Identify and reproduce every line holding the string "JSON".

◆ DATA SUPPLIED ◆
** START **

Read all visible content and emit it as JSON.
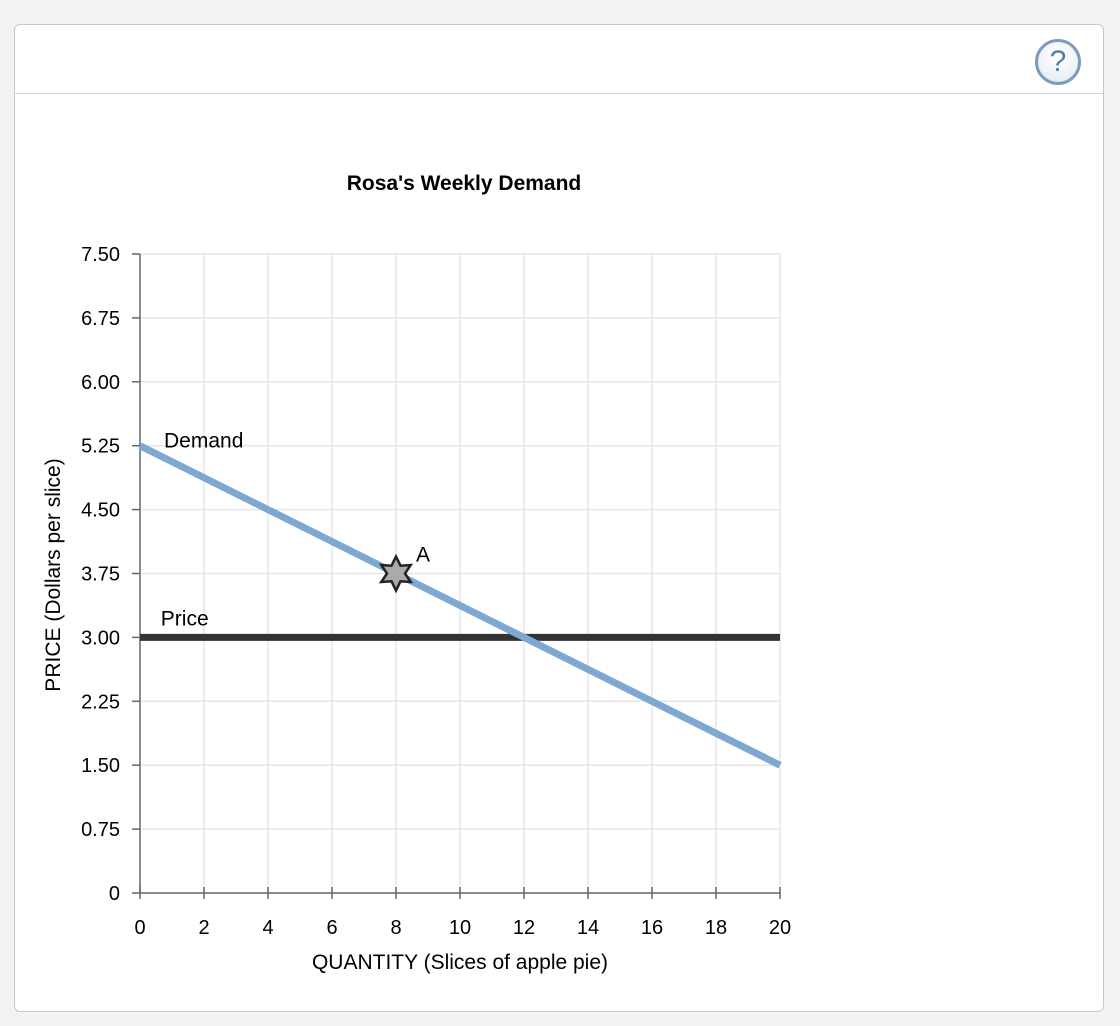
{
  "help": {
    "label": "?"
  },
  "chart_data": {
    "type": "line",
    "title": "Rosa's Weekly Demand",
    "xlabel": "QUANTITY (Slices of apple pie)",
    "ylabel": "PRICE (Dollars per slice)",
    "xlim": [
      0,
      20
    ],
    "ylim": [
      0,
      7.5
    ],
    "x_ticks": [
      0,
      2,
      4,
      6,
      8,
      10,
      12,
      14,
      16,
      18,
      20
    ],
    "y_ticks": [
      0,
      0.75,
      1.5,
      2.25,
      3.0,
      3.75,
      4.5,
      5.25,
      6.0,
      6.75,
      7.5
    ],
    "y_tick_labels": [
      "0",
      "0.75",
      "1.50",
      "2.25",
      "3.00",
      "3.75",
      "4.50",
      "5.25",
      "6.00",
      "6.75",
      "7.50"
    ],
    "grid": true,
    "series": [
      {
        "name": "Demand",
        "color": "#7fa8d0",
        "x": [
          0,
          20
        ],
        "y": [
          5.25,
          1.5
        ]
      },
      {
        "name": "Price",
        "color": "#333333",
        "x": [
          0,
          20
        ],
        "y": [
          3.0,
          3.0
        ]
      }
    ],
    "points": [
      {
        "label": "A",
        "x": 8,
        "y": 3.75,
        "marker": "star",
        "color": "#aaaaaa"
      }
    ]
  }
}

** END **
** START **

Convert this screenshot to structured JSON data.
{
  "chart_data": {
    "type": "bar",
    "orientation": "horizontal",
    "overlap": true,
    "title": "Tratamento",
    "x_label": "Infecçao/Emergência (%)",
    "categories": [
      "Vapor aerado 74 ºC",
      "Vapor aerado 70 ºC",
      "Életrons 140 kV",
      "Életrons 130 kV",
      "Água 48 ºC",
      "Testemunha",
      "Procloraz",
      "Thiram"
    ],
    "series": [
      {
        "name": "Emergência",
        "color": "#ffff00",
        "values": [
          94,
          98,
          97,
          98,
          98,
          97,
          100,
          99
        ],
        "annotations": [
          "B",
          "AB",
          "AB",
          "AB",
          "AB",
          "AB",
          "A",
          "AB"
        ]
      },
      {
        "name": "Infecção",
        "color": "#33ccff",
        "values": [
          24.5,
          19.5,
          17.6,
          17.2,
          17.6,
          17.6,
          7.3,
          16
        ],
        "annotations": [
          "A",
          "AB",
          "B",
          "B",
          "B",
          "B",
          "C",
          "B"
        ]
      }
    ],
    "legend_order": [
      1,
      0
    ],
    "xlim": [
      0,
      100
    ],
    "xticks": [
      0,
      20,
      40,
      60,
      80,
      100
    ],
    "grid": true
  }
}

** END **

◆ RESULT OF THE TASK ◆
Read all visible content and emit it as JSON.
Convert this screenshot to structured JSON data.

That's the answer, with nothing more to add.